> **Data in this exercise**:

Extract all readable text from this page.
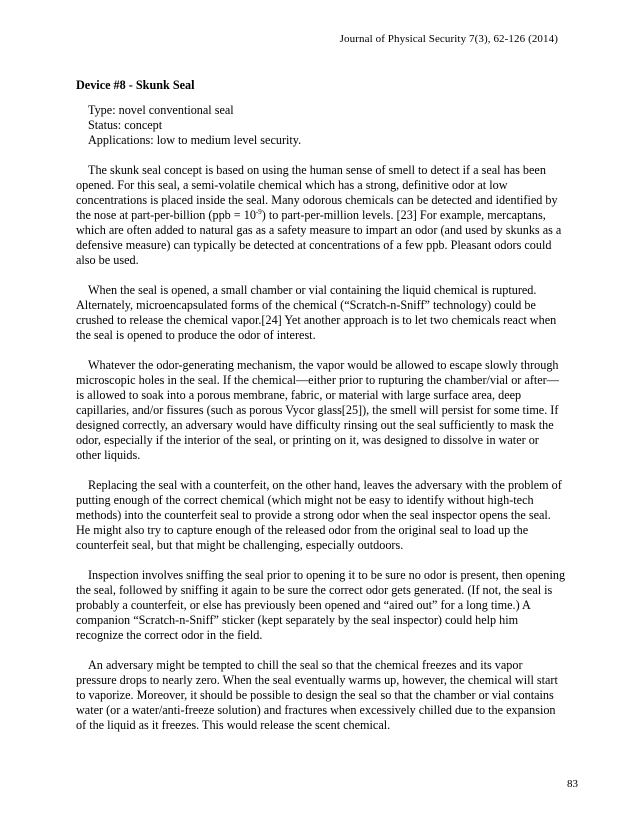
Journal of Physical Security 7(3), 62-126 (2014)
Device #8 - Skunk Seal
Type: novel conventional seal
Status: concept
Applications: low to medium level security.

The skunk seal concept is based on using the human sense of smell to detect if a seal has been opened. For this seal, a semi-volatile chemical which has a strong, definitive odor at low concentrations is placed inside the seal. Many odorous chemicals can be detected and identified by the nose at part-per-billion $(ppb = 10^{-9})$ to part-per-million levels. [23] For example, mercaptans, which are often added to natural gas as a safety measure to impart an odor (and used by skunks as a defensive measure) can typically be detected at concentrations of a few ppb. Pleasant odors could also be used.

When the seal is opened, a small chamber or vial containing the liquid chemical is ruptured. Alternately, microencapsulated forms of the chemical (“Scratch-n-Sniff” technology) could be crushed to release the chemical vapor.[24] Yet another approach is to let two chemicals react when the seal is opened to produce the odor of interest.

Whatever the odor-generating mechanism, the vapor would be allowed to escape slowly through microscopic holes in the seal. If the chemical—either prior to rupturing the chamber/vial or after—is allowed to soak into a porous membrane, fabric, or material with large surface area, deep capillaries, and/or fissures (such as porous Vycor glass[25]), the smell will persist for some time. If designed correctly, an adversary would have difficulty rinsing out the seal sufficiently to mask the odor, especially if the interior of the seal, or printing on it, was designed to dissolve in water or other liquids.

Replacing the seal with a counterfeit, on the other hand, leaves the adversary with the problem of putting enough of the correct chemical (which might not be easy to identify without high-tech methods) into the counterfeit seal to provide a strong odor when the seal inspector opens the seal. He might also try to capture enough of the released odor from the original seal to load up the counterfeit seal, but that might be challenging, especially outdoors.

Inspection involves sniffing the seal prior to opening it to be sure no odor is present, then opening the seal, followed by sniffing it again to be sure the correct odor gets generated. (If not, the seal is probably a counterfeit, or else has previously been opened and “aired out” for a long time.) A companion “Scratch-n-Sniff” sticker (kept separately by the seal inspector) could help him recognize the correct odor in the field.

An adversary might be tempted to chill the seal so that the chemical freezes and its vapor pressure drops to nearly zero. When the seal eventually warms up, however, the chemical will start to vaporize. Moreover, it should be possible to design the seal so that the chamber or vial contains water (or a water/anti-freeze solution) and fractures when excessively chilled due to the expansion of the liquid as it freezes. This would release the scent chemical.

83
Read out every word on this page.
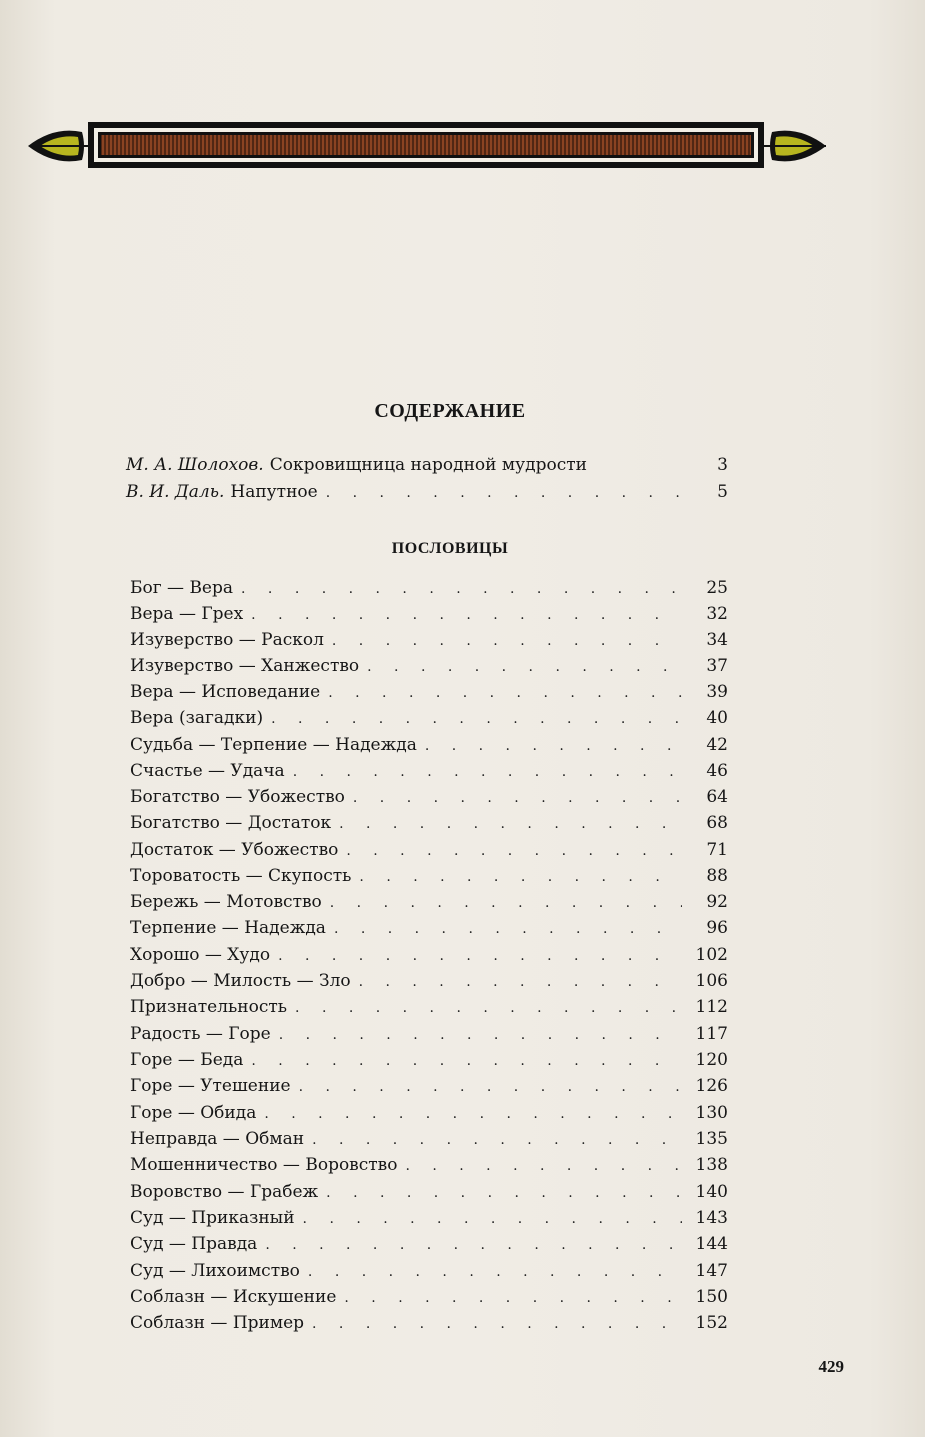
СОДЕРЖАНИЕ
М. А. Шолохов. Сокровищница народной мудрости	3
В. И. Даль. Напутное . . .	5
ПОСЛОВИЦЫ
Бог — Вера . . .	25
Вера — Грех . . .	32
Изуверство — Раскол . . .	34
Изуверство — Ханжество . . .	37
Вера — Исповедание . . .	39
Вера (загадки) . . .	40
Судьба — Терпение — Надежда . . .	42
Счастье — Удача . . .	46
Богатство — Убожество . . .	64
Богатство — Достаток . . .	68
Достаток — Убожество . . .	71
Тороватость — Скупость . . .	88
Бережь — Мотовство . . .	92
Терпение — Надежда . . .	96
Хорошо — Худо . . .	102
Добро — Милость — Зло . . .	106
Признательность . . .	112
Радость — Горе . . .	117
Горе — Беда . . .	120
Горе — Утешение . . .	126
Горе — Обида . . .	130
Неправда — Обман . . .	135
Мошенничество — Воровство . . .	138
Воровство — Грабеж . . .	140
Суд — Приказный . . .	143
Суд — Правда . . .	144
Суд — Лихоимство . . .	147
Соблазн — Искушение . . .	150
Соблазн — Пример . . .	152
429
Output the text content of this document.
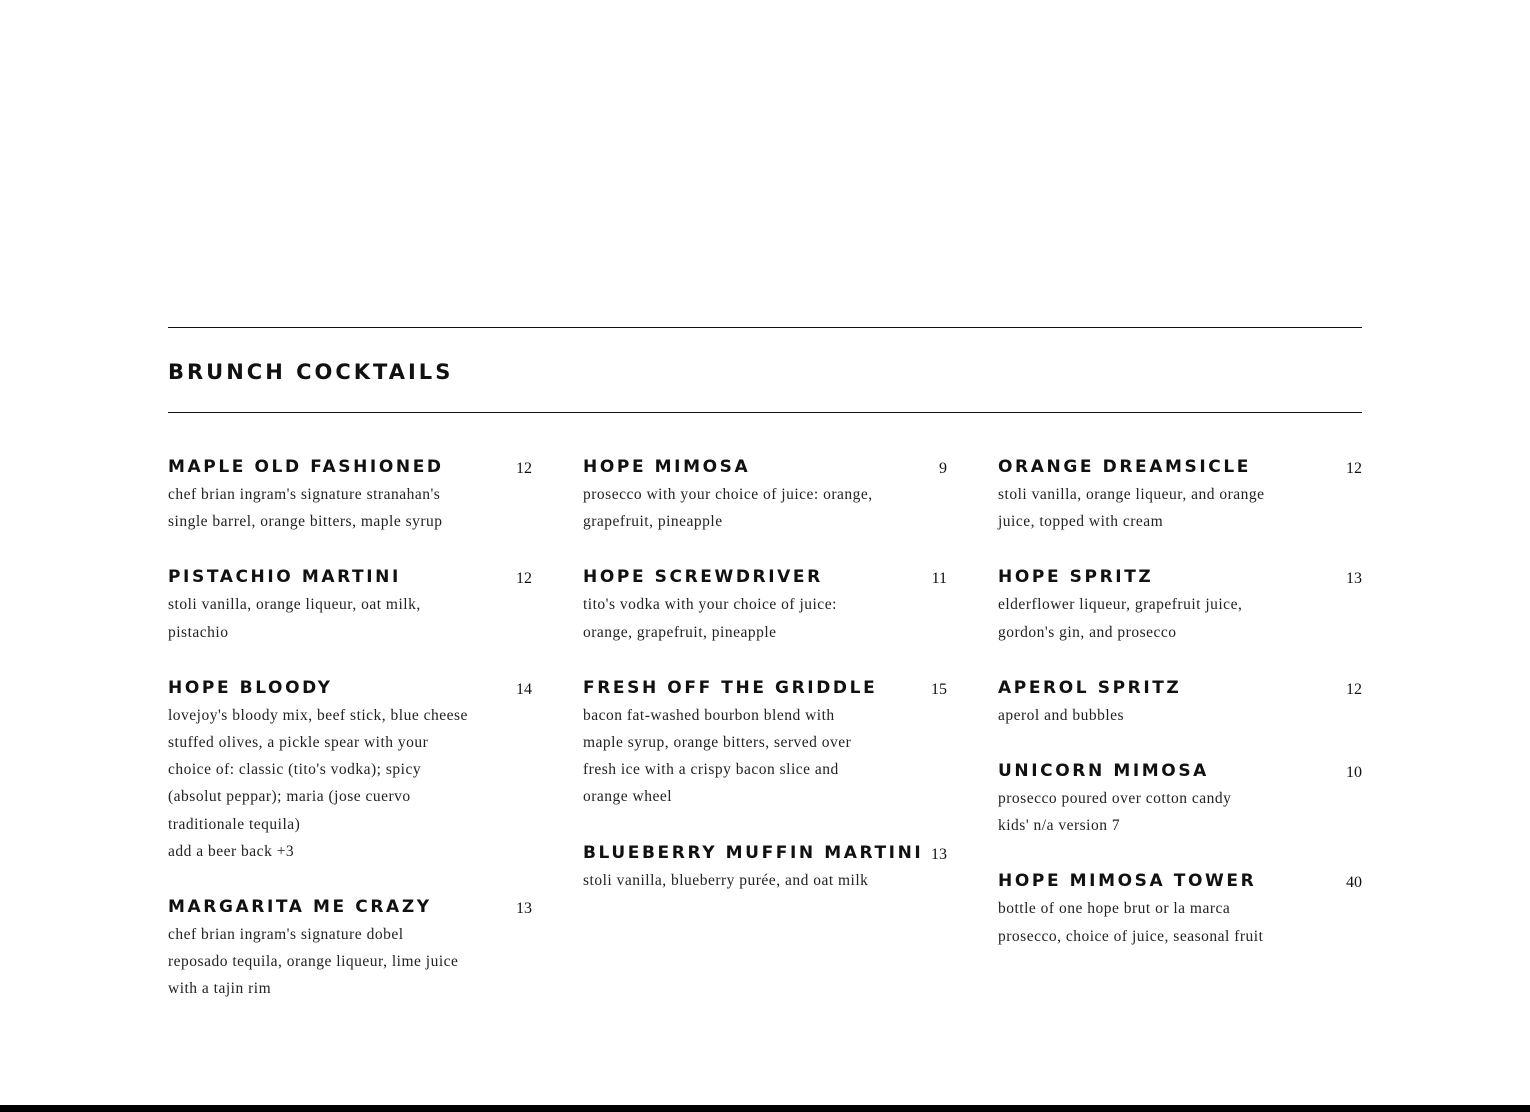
BRUNCH COCKTAILS
MAPLE OLD FASHIONED	12
chef brian ingram's signature stranahan's
single barrel, orange bitters, maple syrup
PISTACHIO MARTINI	12
stoli vanilla, orange liqueur, oat milk,
pistachio
HOPE BLOODY	14
lovejoy's bloody mix, beef stick, blue cheese
stuffed olives, a pickle spear with your
choice of: classic (tito's vodka); spicy
(absolut peppar); maria (jose cuervo
traditionale tequila)
add a beer back +3
MARGARITA ME CRAZY	13
chef brian ingram's signature dobel
reposado tequila, orange liqueur, lime juice
with a tajin rim
HOPE MIMOSA	9
prosecco with your choice of juice: orange,
grapefruit, pineapple
HOPE SCREWDRIVER	11
tito's vodka with your choice of juice:
orange, grapefruit, pineapple
FRESH OFF THE GRIDDLE	15
bacon fat-washed bourbon blend with
maple syrup, orange bitters, served over
fresh ice with a crispy bacon slice and
orange wheel
BLUEBERRY MUFFIN MARTINI 13
stoli vanilla, blueberry purée, and oat milk
ORANGE DREAMSICLE	12
stoli vanilla, orange liqueur, and orange
juice, topped with cream
HOPE SPRITZ	13
elderflower liqueur, grapefruit juice,
gordon's gin, and prosecco
APEROL SPRITZ	12
aperol and bubbles
UNICORN MIMOSA	10
prosecco poured over cotton candy
kids' n/a version 7
HOPE MIMOSA TOWER	40
bottle of one hope brut or la marca
prosecco, choice of juice, seasonal fruit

> **What is being asked**: Extract, from the listing above, every line where the string "choice" occurs.

> **Solution for this exercise**:
choice of: classic (tito's vodka); spicy
prosecco with your choice of juice: orange,
tito's vodka with your choice of juice:
prosecco, choice of juice, seasonal fruit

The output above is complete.